__Instructions to follow__: Find the lines below in which the string "structure" occurs. Copy each one.

__Given records__:
»»

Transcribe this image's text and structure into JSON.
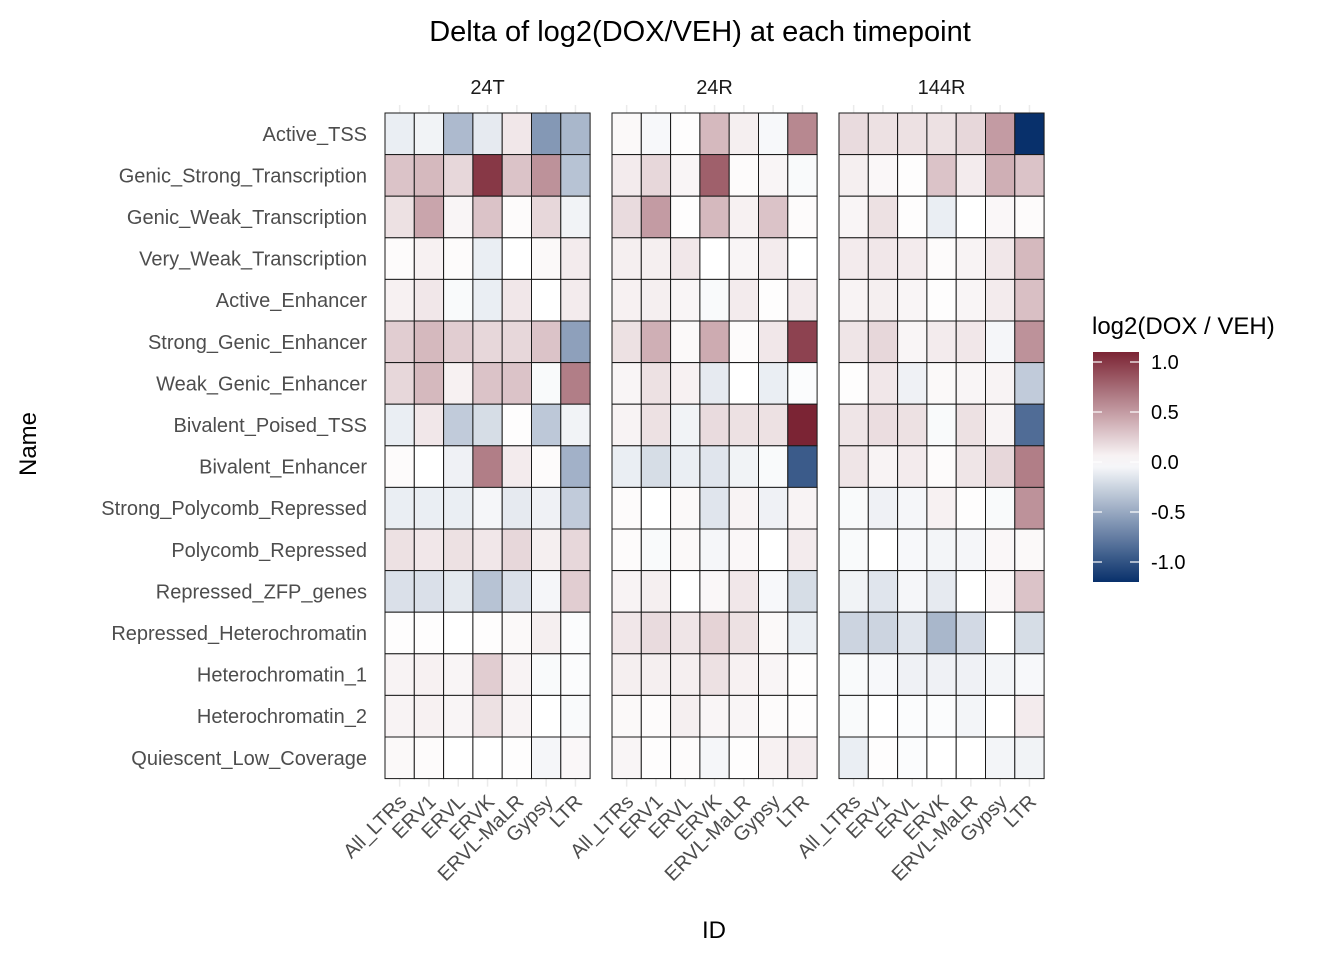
{
  "chart_data": {
    "type": "heatmap",
    "title": "Delta of log2(DOX/VEH) at each timepoint",
    "xlabel": "ID",
    "ylabel": "Name",
    "facets": [
      "24T",
      "24R",
      "144R"
    ],
    "x_categories": [
      "All_LTRs",
      "ERV1",
      "ERVL",
      "ERVK",
      "ERVL-MaLR",
      "Gypsy",
      "LTR"
    ],
    "y_categories": [
      "Active_TSS",
      "Genic_Strong_Transcription",
      "Genic_Weak_Transcription",
      "Very_Weak_Transcription",
      "Active_Enhancer",
      "Strong_Genic_Enhancer",
      "Weak_Genic_Enhancer",
      "Bivalent_Poised_TSS",
      "Bivalent_Enhancer",
      "Strong_Polycomb_Repressed",
      "Polycomb_Repressed",
      "Repressed_ZFP_genes",
      "Repressed_Heterochromatin",
      "Heterochromatin_1",
      "Heterochromatin_2",
      "Quiescent_Low_Coverage"
    ],
    "legend": {
      "title": "log2(DOX / VEH)",
      "ticks": [
        "1.0",
        "0.5",
        "0.0",
        "-0.5",
        "-1.0"
      ],
      "tick_values": [
        1.0,
        0.5,
        0.0,
        -0.5,
        -1.0
      ],
      "range": [
        -1.2,
        1.1
      ],
      "low_color": "#08306b",
      "mid_color": "#ffffff",
      "high_color": "#7b2434",
      "placement": "right"
    },
    "values": {
      "24T": [
        [
          -0.1,
          -0.07,
          -0.4,
          -0.12,
          0.12,
          -0.6,
          -0.42
        ],
        [
          0.3,
          0.35,
          0.2,
          1.0,
          0.3,
          0.55,
          -0.35
        ],
        [
          0.15,
          0.45,
          0.05,
          0.3,
          0.02,
          0.2,
          -0.07
        ],
        [
          0.02,
          0.07,
          0.02,
          -0.1,
          0.0,
          0.03,
          0.1
        ],
        [
          0.07,
          0.12,
          -0.03,
          -0.1,
          0.12,
          0.0,
          0.1
        ],
        [
          0.25,
          0.35,
          0.25,
          0.2,
          0.2,
          0.3,
          -0.55
        ],
        [
          0.2,
          0.35,
          0.07,
          0.3,
          0.3,
          -0.03,
          0.65
        ],
        [
          -0.1,
          0.12,
          -0.3,
          -0.2,
          0.01,
          -0.32,
          -0.07
        ],
        [
          0.02,
          0.0,
          -0.08,
          0.65,
          0.1,
          0.02,
          -0.45
        ],
        [
          -0.1,
          -0.1,
          -0.1,
          -0.05,
          -0.12,
          -0.08,
          -0.3
        ],
        [
          0.15,
          0.12,
          0.15,
          0.12,
          0.2,
          0.08,
          0.2
        ],
        [
          -0.18,
          -0.18,
          -0.13,
          -0.35,
          -0.18,
          -0.05,
          0.25
        ],
        [
          0.01,
          0.01,
          0.0,
          0.01,
          0.03,
          0.08,
          -0.02
        ],
        [
          0.06,
          0.07,
          0.05,
          0.25,
          0.06,
          -0.03,
          -0.02
        ],
        [
          0.06,
          0.07,
          0.05,
          0.15,
          0.06,
          0.0,
          -0.03
        ],
        [
          0.03,
          0.02,
          0.0,
          0.0,
          0.01,
          -0.05,
          0.04
        ]
      ],
      "24R": [
        [
          0.03,
          -0.04,
          0.01,
          0.35,
          0.08,
          -0.04,
          0.6
        ],
        [
          0.1,
          0.2,
          0.05,
          0.8,
          0.02,
          0.05,
          -0.03
        ],
        [
          0.18,
          0.5,
          0.01,
          0.35,
          0.07,
          0.3,
          0.02
        ],
        [
          0.08,
          0.08,
          0.12,
          0.0,
          0.05,
          0.1,
          0.0
        ],
        [
          0.07,
          0.08,
          0.05,
          -0.03,
          0.1,
          0.01,
          0.1
        ],
        [
          0.15,
          0.4,
          0.03,
          0.42,
          0.02,
          0.12,
          0.95
        ],
        [
          0.05,
          0.15,
          0.07,
          -0.12,
          0.0,
          -0.1,
          -0.02
        ],
        [
          0.06,
          0.15,
          -0.07,
          0.18,
          0.15,
          0.15,
          1.1
        ],
        [
          -0.1,
          -0.2,
          -0.1,
          -0.15,
          -0.07,
          -0.03,
          -0.95
        ],
        [
          0.02,
          0.0,
          0.03,
          -0.15,
          0.06,
          -0.08,
          0.06
        ],
        [
          0.02,
          -0.03,
          0.03,
          -0.05,
          0.04,
          0.0,
          0.1
        ],
        [
          0.06,
          0.08,
          0.0,
          0.04,
          0.12,
          -0.04,
          -0.2
        ],
        [
          0.12,
          0.18,
          0.13,
          0.22,
          0.15,
          0.03,
          -0.1
        ],
        [
          0.08,
          0.08,
          0.08,
          0.15,
          0.07,
          0.05,
          0.01
        ],
        [
          0.03,
          0.02,
          0.08,
          0.05,
          0.05,
          0.02,
          0.01
        ],
        [
          0.05,
          0.01,
          0.02,
          -0.05,
          0.01,
          0.07,
          0.1
        ]
      ],
      "144R": [
        [
          0.18,
          0.15,
          0.15,
          0.15,
          0.2,
          0.5,
          -1.2
        ],
        [
          0.08,
          0.04,
          0.01,
          0.3,
          0.1,
          0.4,
          0.3
        ],
        [
          0.05,
          0.15,
          0.01,
          -0.1,
          0.0,
          0.04,
          0.02
        ],
        [
          0.1,
          0.12,
          0.1,
          0.02,
          0.06,
          0.12,
          0.35
        ],
        [
          0.06,
          0.08,
          0.05,
          0.01,
          0.05,
          0.1,
          0.32
        ],
        [
          0.13,
          0.2,
          0.05,
          0.1,
          0.12,
          -0.05,
          0.55
        ],
        [
          0.01,
          0.12,
          -0.08,
          0.03,
          0.05,
          0.06,
          -0.3
        ],
        [
          0.13,
          0.17,
          0.15,
          -0.03,
          0.15,
          0.06,
          -0.85
        ],
        [
          0.13,
          0.06,
          0.1,
          0.02,
          0.13,
          0.2,
          0.65
        ],
        [
          -0.03,
          -0.08,
          -0.05,
          0.07,
          0.01,
          -0.03,
          0.55
        ],
        [
          -0.03,
          0.0,
          -0.04,
          -0.06,
          -0.05,
          0.04,
          0.03
        ],
        [
          -0.07,
          -0.15,
          -0.05,
          -0.12,
          0.0,
          0.04,
          0.3
        ],
        [
          -0.25,
          -0.25,
          -0.15,
          -0.42,
          -0.22,
          0.0,
          -0.2
        ],
        [
          -0.03,
          -0.04,
          -0.08,
          -0.08,
          -0.08,
          -0.06,
          -0.04
        ],
        [
          -0.03,
          0.0,
          -0.02,
          -0.02,
          -0.06,
          0.0,
          0.1
        ],
        [
          -0.1,
          0.01,
          -0.02,
          0.0,
          0.0,
          -0.06,
          -0.07
        ]
      ]
    }
  }
}
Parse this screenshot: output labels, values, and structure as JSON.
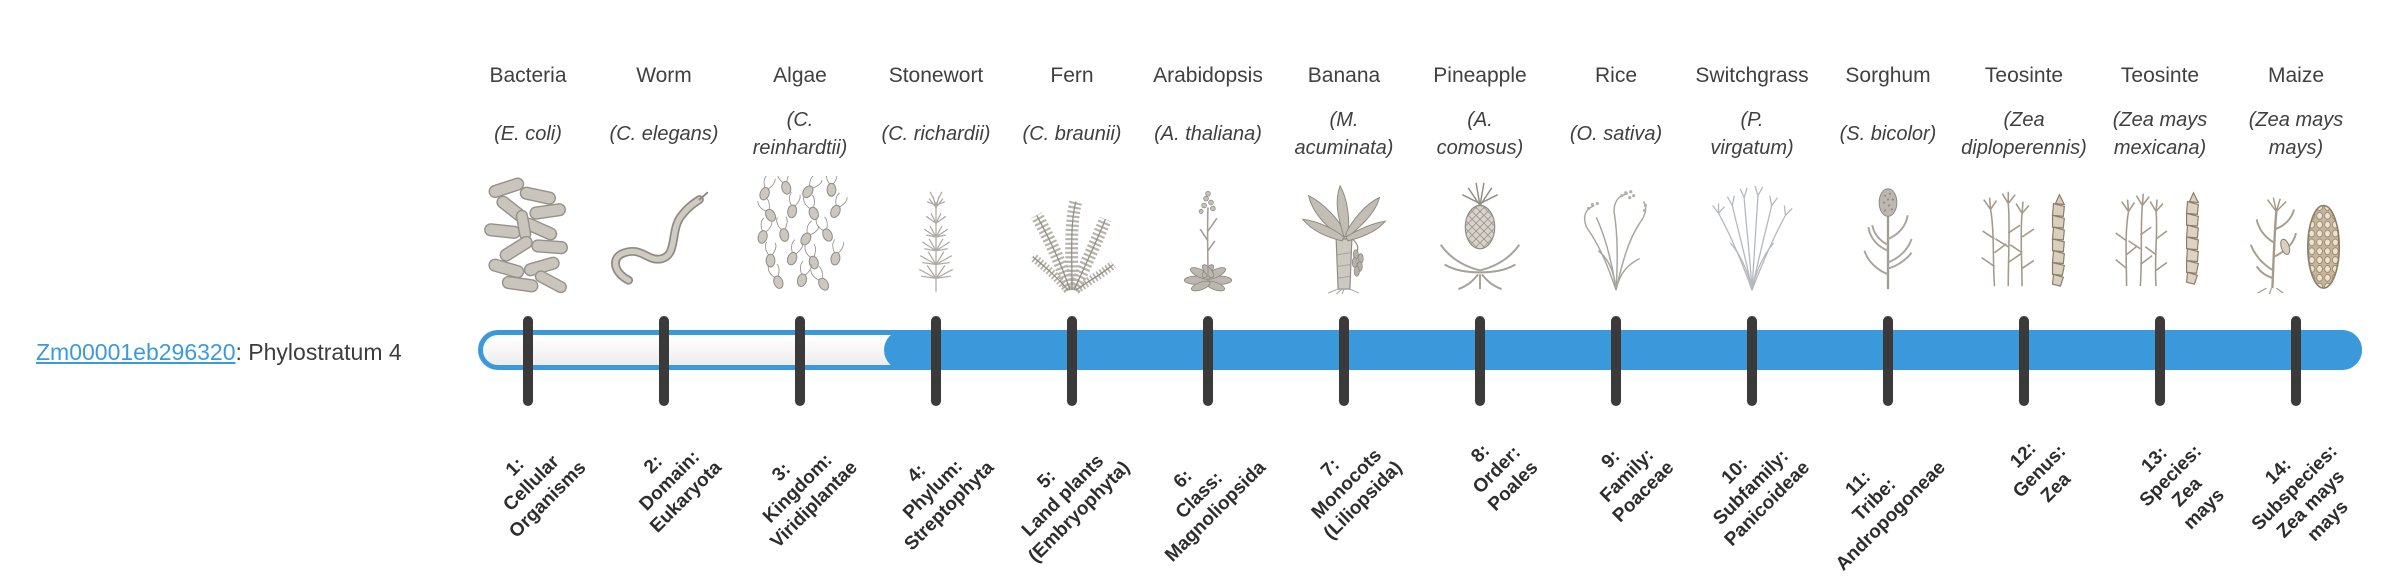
{
  "gene": {
    "id_link": "Zm00001eb296320",
    "suffix": ": Phylostratum 4",
    "link_color": "#3b9ade",
    "text_color": "#3d3d3d"
  },
  "timeline": {
    "bar_color": "#3b99db",
    "tick_color": "#3a3a3a",
    "filled_from_stratum": 4,
    "strata_count": 14
  },
  "organisms": [
    {
      "common": "Bacteria",
      "scientific_lines": [
        "(E. coli)"
      ],
      "icon": "bacteria",
      "stratum": {
        "lines": [
          "1:",
          "Cellular",
          "Organisms"
        ]
      }
    },
    {
      "common": "Worm",
      "scientific_lines": [
        "(C. elegans)"
      ],
      "icon": "worm",
      "stratum": {
        "lines": [
          "2:",
          "Domain:",
          "Eukaryota"
        ]
      }
    },
    {
      "common": "Algae",
      "scientific_lines": [
        "(C.",
        "reinhardtii)"
      ],
      "icon": "algae",
      "stratum": {
        "lines": [
          "3:",
          "Kingdom:",
          "Viridiplantae"
        ]
      }
    },
    {
      "common": "Stonewort",
      "scientific_lines": [
        "(C. richardii)"
      ],
      "icon": "stonewort",
      "stratum": {
        "lines": [
          "4:",
          "Phylum:",
          "Streptophyta"
        ]
      }
    },
    {
      "common": "Fern",
      "scientific_lines": [
        "(C. braunii)"
      ],
      "icon": "fern",
      "stratum": {
        "lines": [
          "5:",
          "Land plants",
          "(Embryophyta)"
        ]
      }
    },
    {
      "common": "Arabidopsis",
      "scientific_lines": [
        "(A. thaliana)"
      ],
      "icon": "arabidopsis",
      "stratum": {
        "lines": [
          "6:",
          "Class:",
          "Magnoliopsida"
        ]
      }
    },
    {
      "common": "Banana",
      "scientific_lines": [
        "(M.",
        "acuminata)"
      ],
      "icon": "banana",
      "stratum": {
        "lines": [
          "7:",
          "Monocots",
          "(Liliopsida)"
        ]
      }
    },
    {
      "common": "Pineapple",
      "scientific_lines": [
        "(A.",
        "comosus)"
      ],
      "icon": "pineapple",
      "stratum": {
        "lines": [
          "8:",
          "Order:",
          "Poales"
        ]
      }
    },
    {
      "common": "Rice",
      "scientific_lines": [
        "(O. sativa)"
      ],
      "icon": "rice",
      "stratum": {
        "lines": [
          "9:",
          "Family:",
          "Poaceae"
        ]
      }
    },
    {
      "common": "Switchgrass",
      "scientific_lines": [
        "(P.",
        "virgatum)"
      ],
      "icon": "switchgrass",
      "stratum": {
        "lines": [
          "10:",
          "Subfamily:",
          "Panicoideae"
        ]
      }
    },
    {
      "common": "Sorghum",
      "scientific_lines": [
        "(S. bicolor)"
      ],
      "icon": "sorghum",
      "stratum": {
        "lines": [
          "11:",
          "Tribe:",
          "Andropogoneae"
        ]
      }
    },
    {
      "common": "Teosinte",
      "scientific_lines": [
        "(Zea",
        "diploperennis)"
      ],
      "icon": "teosinte-diplo",
      "stratum": {
        "lines": [
          "12:",
          "Genus:",
          "Zea"
        ]
      }
    },
    {
      "common": "Teosinte",
      "scientific_lines": [
        "(Zea mays",
        "mexicana)"
      ],
      "icon": "teosinte-mex",
      "stratum": {
        "lines": [
          "13:",
          "Species:",
          "Zea",
          "mays"
        ]
      }
    },
    {
      "common": "Maize",
      "scientific_lines": [
        "(Zea mays",
        "mays)"
      ],
      "icon": "maize",
      "stratum": {
        "lines": [
          "14:",
          "Subspecies:",
          "Zea mays",
          "mays"
        ]
      }
    }
  ]
}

««

__Task result__:
Transcribe this image's text and structure into JSON.
Parse this screenshot: output labels, values, and structure as JSON.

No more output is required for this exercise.